begin Material

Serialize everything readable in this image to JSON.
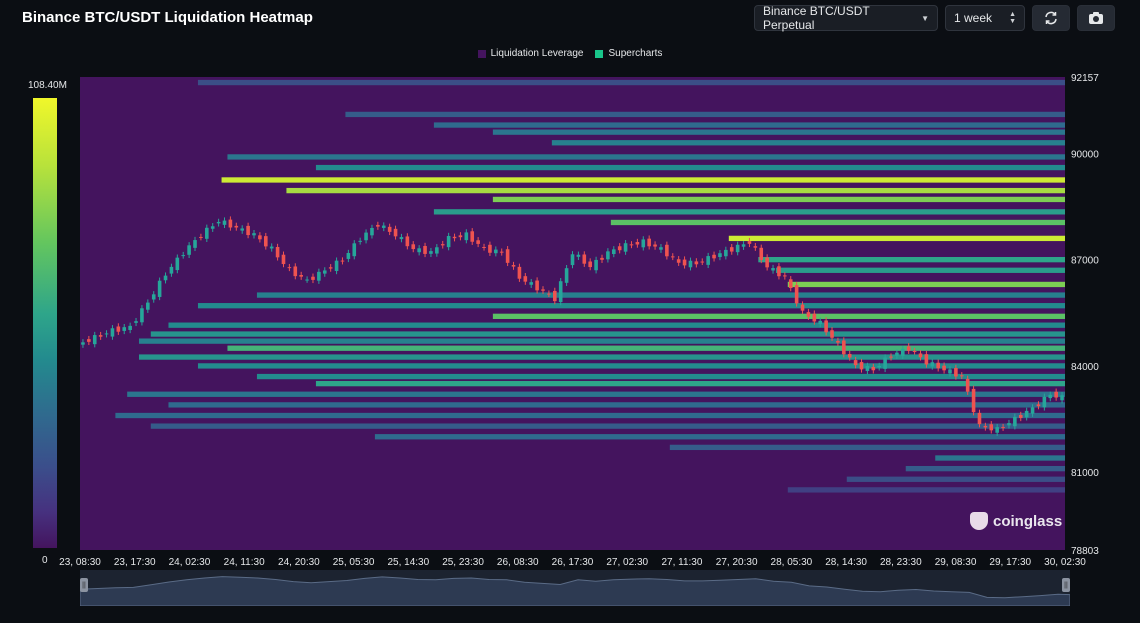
{
  "header": {
    "title": "Binance BTC/USDT Liquidation Heatmap",
    "pair_select": "Binance BTC/USDT Perpetual",
    "period_select": "1 week"
  },
  "legend": [
    {
      "label": "Liquidation Leverage",
      "color": "#44145e"
    },
    {
      "label": "Supercharts",
      "color": "#19c58a"
    }
  ],
  "color_scale": {
    "max_label": "108.40M",
    "min_label": "0"
  },
  "watermark": "coinglass",
  "colors": {
    "background": "#0b0e13",
    "heat_low": "#44145e",
    "heat_high": "#f0f72a",
    "candle_up": "#26a69a",
    "candle_down": "#ef5350"
  },
  "chart_data": {
    "type": "heatmap",
    "title": "Binance BTC/USDT Liquidation Heatmap",
    "x_tick_labels": [
      "23, 08:30",
      "23, 17:30",
      "24, 02:30",
      "24, 11:30",
      "24, 20:30",
      "25, 05:30",
      "25, 14:30",
      "25, 23:30",
      "26, 08:30",
      "26, 17:30",
      "27, 02:30",
      "27, 11:30",
      "27, 20:30",
      "28, 05:30",
      "28, 14:30",
      "28, 23:30",
      "29, 08:30",
      "29, 17:30",
      "30, 02:30"
    ],
    "y_tick_labels": [
      "92157",
      "90000",
      "87000",
      "84000",
      "81000",
      "78803"
    ],
    "ylim": [
      78803,
      92157
    ],
    "x_range_hours": [
      0,
      167
    ],
    "price_path": [
      [
        0,
        84600
      ],
      [
        6,
        85000
      ],
      [
        9,
        85100
      ],
      [
        12,
        85800
      ],
      [
        15,
        86600
      ],
      [
        18,
        87200
      ],
      [
        21,
        87700
      ],
      [
        24,
        88100
      ],
      [
        27,
        87900
      ],
      [
        30,
        87700
      ],
      [
        33,
        87300
      ],
      [
        36,
        86700
      ],
      [
        39,
        86400
      ],
      [
        42,
        86700
      ],
      [
        45,
        87000
      ],
      [
        48,
        87600
      ],
      [
        51,
        88000
      ],
      [
        54,
        87700
      ],
      [
        57,
        87300
      ],
      [
        60,
        87200
      ],
      [
        63,
        87600
      ],
      [
        66,
        87700
      ],
      [
        69,
        87300
      ],
      [
        72,
        87200
      ],
      [
        75,
        86500
      ],
      [
        78,
        86200
      ],
      [
        81,
        85900
      ],
      [
        84,
        87200
      ],
      [
        87,
        86800
      ],
      [
        90,
        87200
      ],
      [
        93,
        87400
      ],
      [
        96,
        87500
      ],
      [
        99,
        87300
      ],
      [
        102,
        86900
      ],
      [
        105,
        86900
      ],
      [
        108,
        87100
      ],
      [
        111,
        87300
      ],
      [
        114,
        87500
      ],
      [
        117,
        86800
      ],
      [
        120,
        86500
      ],
      [
        123,
        85500
      ],
      [
        126,
        85200
      ],
      [
        129,
        84600
      ],
      [
        132,
        84000
      ],
      [
        135,
        83900
      ],
      [
        138,
        84300
      ],
      [
        141,
        84500
      ],
      [
        144,
        84100
      ],
      [
        147,
        83900
      ],
      [
        150,
        83700
      ],
      [
        153,
        82300
      ],
      [
        156,
        82200
      ],
      [
        159,
        82500
      ],
      [
        162,
        82800
      ],
      [
        165,
        83200
      ],
      [
        167,
        83100
      ]
    ],
    "liquidation_bands": [
      {
        "price": 92000,
        "start_hour": 20,
        "intensity": 0.3
      },
      {
        "price": 91100,
        "start_hour": 45,
        "intensity": 0.35
      },
      {
        "price": 90800,
        "start_hour": 60,
        "intensity": 0.4
      },
      {
        "price": 90600,
        "start_hour": 70,
        "intensity": 0.45
      },
      {
        "price": 90300,
        "start_hour": 80,
        "intensity": 0.5
      },
      {
        "price": 89900,
        "start_hour": 25,
        "intensity": 0.45
      },
      {
        "price": 89600,
        "start_hour": 40,
        "intensity": 0.55
      },
      {
        "price": 89250,
        "start_hour": 24,
        "intensity": 0.95
      },
      {
        "price": 88950,
        "start_hour": 35,
        "intensity": 0.9
      },
      {
        "price": 88700,
        "start_hour": 70,
        "intensity": 0.85
      },
      {
        "price": 88350,
        "start_hour": 60,
        "intensity": 0.65
      },
      {
        "price": 88050,
        "start_hour": 90,
        "intensity": 0.8
      },
      {
        "price": 87600,
        "start_hour": 110,
        "intensity": 0.95
      },
      {
        "price": 87000,
        "start_hour": 115,
        "intensity": 0.7
      },
      {
        "price": 86700,
        "start_hour": 118,
        "intensity": 0.65
      },
      {
        "price": 86300,
        "start_hour": 120,
        "intensity": 0.85
      },
      {
        "price": 86000,
        "start_hour": 30,
        "intensity": 0.5
      },
      {
        "price": 85700,
        "start_hour": 20,
        "intensity": 0.55
      },
      {
        "price": 85400,
        "start_hour": 70,
        "intensity": 0.8
      },
      {
        "price": 85150,
        "start_hour": 15,
        "intensity": 0.55
      },
      {
        "price": 84900,
        "start_hour": 12,
        "intensity": 0.6
      },
      {
        "price": 84700,
        "start_hour": 10,
        "intensity": 0.5
      },
      {
        "price": 84500,
        "start_hour": 25,
        "intensity": 0.75
      },
      {
        "price": 84250,
        "start_hour": 10,
        "intensity": 0.6
      },
      {
        "price": 84000,
        "start_hour": 20,
        "intensity": 0.55
      },
      {
        "price": 83700,
        "start_hour": 30,
        "intensity": 0.55
      },
      {
        "price": 83500,
        "start_hour": 40,
        "intensity": 0.7
      },
      {
        "price": 83200,
        "start_hour": 8,
        "intensity": 0.45
      },
      {
        "price": 82900,
        "start_hour": 15,
        "intensity": 0.4
      },
      {
        "price": 82600,
        "start_hour": 6,
        "intensity": 0.4
      },
      {
        "price": 82300,
        "start_hour": 12,
        "intensity": 0.35
      },
      {
        "price": 82000,
        "start_hour": 50,
        "intensity": 0.4
      },
      {
        "price": 81700,
        "start_hour": 100,
        "intensity": 0.35
      },
      {
        "price": 81400,
        "start_hour": 145,
        "intensity": 0.45
      },
      {
        "price": 81100,
        "start_hour": 140,
        "intensity": 0.35
      },
      {
        "price": 80800,
        "start_hour": 130,
        "intensity": 0.3
      },
      {
        "price": 80500,
        "start_hour": 120,
        "intensity": 0.25
      }
    ],
    "grid": false
  }
}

end Material

[Problem details] Your task is to set down the records shown above exactly, minus any pictures.

[Output below]
Serialize everything readable in this image to JSON.
{
  "header": {
    "title": "Binance BTC/USDT Liquidation Heatmap",
    "pair_select": "Binance BTC/USDT Perpetual",
    "period_select": "1 week"
  },
  "legend": [
    {
      "label": "Liquidation Leverage",
      "color": "#44145e"
    },
    {
      "label": "Supercharts",
      "color": "#19c58a"
    }
  ],
  "color_scale": {
    "max_label": "108.40M",
    "min_label": "0"
  },
  "watermark": "coinglass",
  "colors": {
    "background": "#0b0e13",
    "heat_low": "#44145e",
    "heat_high": "#f0f72a",
    "candle_up": "#26a69a",
    "candle_down": "#ef5350"
  },
  "chart_data": {
    "type": "heatmap",
    "title": "Binance BTC/USDT Liquidation Heatmap",
    "x_tick_labels": [
      "23, 08:30",
      "23, 17:30",
      "24, 02:30",
      "24, 11:30",
      "24, 20:30",
      "25, 05:30",
      "25, 14:30",
      "25, 23:30",
      "26, 08:30",
      "26, 17:30",
      "27, 02:30",
      "27, 11:30",
      "27, 20:30",
      "28, 05:30",
      "28, 14:30",
      "28, 23:30",
      "29, 08:30",
      "29, 17:30",
      "30, 02:30"
    ],
    "y_tick_labels": [
      "92157",
      "90000",
      "87000",
      "84000",
      "81000",
      "78803"
    ],
    "ylim": [
      78803,
      92157
    ],
    "x_range_hours": [
      0,
      167
    ],
    "price_path": [
      [
        0,
        84600
      ],
      [
        6,
        85000
      ],
      [
        9,
        85100
      ],
      [
        12,
        85800
      ],
      [
        15,
        86600
      ],
      [
        18,
        87200
      ],
      [
        21,
        87700
      ],
      [
        24,
        88100
      ],
      [
        27,
        87900
      ],
      [
        30,
        87700
      ],
      [
        33,
        87300
      ],
      [
        36,
        86700
      ],
      [
        39,
        86400
      ],
      [
        42,
        86700
      ],
      [
        45,
        87000
      ],
      [
        48,
        87600
      ],
      [
        51,
        88000
      ],
      [
        54,
        87700
      ],
      [
        57,
        87300
      ],
      [
        60,
        87200
      ],
      [
        63,
        87600
      ],
      [
        66,
        87700
      ],
      [
        69,
        87300
      ],
      [
        72,
        87200
      ],
      [
        75,
        86500
      ],
      [
        78,
        86200
      ],
      [
        81,
        85900
      ],
      [
        84,
        87200
      ],
      [
        87,
        86800
      ],
      [
        90,
        87200
      ],
      [
        93,
        87400
      ],
      [
        96,
        87500
      ],
      [
        99,
        87300
      ],
      [
        102,
        86900
      ],
      [
        105,
        86900
      ],
      [
        108,
        87100
      ],
      [
        111,
        87300
      ],
      [
        114,
        87500
      ],
      [
        117,
        86800
      ],
      [
        120,
        86500
      ],
      [
        123,
        85500
      ],
      [
        126,
        85200
      ],
      [
        129,
        84600
      ],
      [
        132,
        84000
      ],
      [
        135,
        83900
      ],
      [
        138,
        84300
      ],
      [
        141,
        84500
      ],
      [
        144,
        84100
      ],
      [
        147,
        83900
      ],
      [
        150,
        83700
      ],
      [
        153,
        82300
      ],
      [
        156,
        82200
      ],
      [
        159,
        82500
      ],
      [
        162,
        82800
      ],
      [
        165,
        83200
      ],
      [
        167,
        83100
      ]
    ],
    "liquidation_bands": [
      {
        "price": 92000,
        "start_hour": 20,
        "intensity": 0.3
      },
      {
        "price": 91100,
        "start_hour": 45,
        "intensity": 0.35
      },
      {
        "price": 90800,
        "start_hour": 60,
        "intensity": 0.4
      },
      {
        "price": 90600,
        "start_hour": 70,
        "intensity": 0.45
      },
      {
        "price": 90300,
        "start_hour": 80,
        "intensity": 0.5
      },
      {
        "price": 89900,
        "start_hour": 25,
        "intensity": 0.45
      },
      {
        "price": 89600,
        "start_hour": 40,
        "intensity": 0.55
      },
      {
        "price": 89250,
        "start_hour": 24,
        "intensity": 0.95
      },
      {
        "price": 88950,
        "start_hour": 35,
        "intensity": 0.9
      },
      {
        "price": 88700,
        "start_hour": 70,
        "intensity": 0.85
      },
      {
        "price": 88350,
        "start_hour": 60,
        "intensity": 0.65
      },
      {
        "price": 88050,
        "start_hour": 90,
        "intensity": 0.8
      },
      {
        "price": 87600,
        "start_hour": 110,
        "intensity": 0.95
      },
      {
        "price": 87000,
        "start_hour": 115,
        "intensity": 0.7
      },
      {
        "price": 86700,
        "start_hour": 118,
        "intensity": 0.65
      },
      {
        "price": 86300,
        "start_hour": 120,
        "intensity": 0.85
      },
      {
        "price": 86000,
        "start_hour": 30,
        "intensity": 0.5
      },
      {
        "price": 85700,
        "start_hour": 20,
        "intensity": 0.55
      },
      {
        "price": 85400,
        "start_hour": 70,
        "intensity": 0.8
      },
      {
        "price": 85150,
        "start_hour": 15,
        "intensity": 0.55
      },
      {
        "price": 84900,
        "start_hour": 12,
        "intensity": 0.6
      },
      {
        "price": 84700,
        "start_hour": 10,
        "intensity": 0.5
      },
      {
        "price": 84500,
        "start_hour": 25,
        "intensity": 0.75
      },
      {
        "price": 84250,
        "start_hour": 10,
        "intensity": 0.6
      },
      {
        "price": 84000,
        "start_hour": 20,
        "intensity": 0.55
      },
      {
        "price": 83700,
        "start_hour": 30,
        "intensity": 0.55
      },
      {
        "price": 83500,
        "start_hour": 40,
        "intensity": 0.7
      },
      {
        "price": 83200,
        "start_hour": 8,
        "intensity": 0.45
      },
      {
        "price": 82900,
        "start_hour": 15,
        "intensity": 0.4
      },
      {
        "price": 82600,
        "start_hour": 6,
        "intensity": 0.4
      },
      {
        "price": 82300,
        "start_hour": 12,
        "intensity": 0.35
      },
      {
        "price": 82000,
        "start_hour": 50,
        "intensity": 0.4
      },
      {
        "price": 81700,
        "start_hour": 100,
        "intensity": 0.35
      },
      {
        "price": 81400,
        "start_hour": 145,
        "intensity": 0.45
      },
      {
        "price": 81100,
        "start_hour": 140,
        "intensity": 0.35
      },
      {
        "price": 80800,
        "start_hour": 130,
        "intensity": 0.3
      },
      {
        "price": 80500,
        "start_hour": 120,
        "intensity": 0.25
      }
    ],
    "grid": false
  }
}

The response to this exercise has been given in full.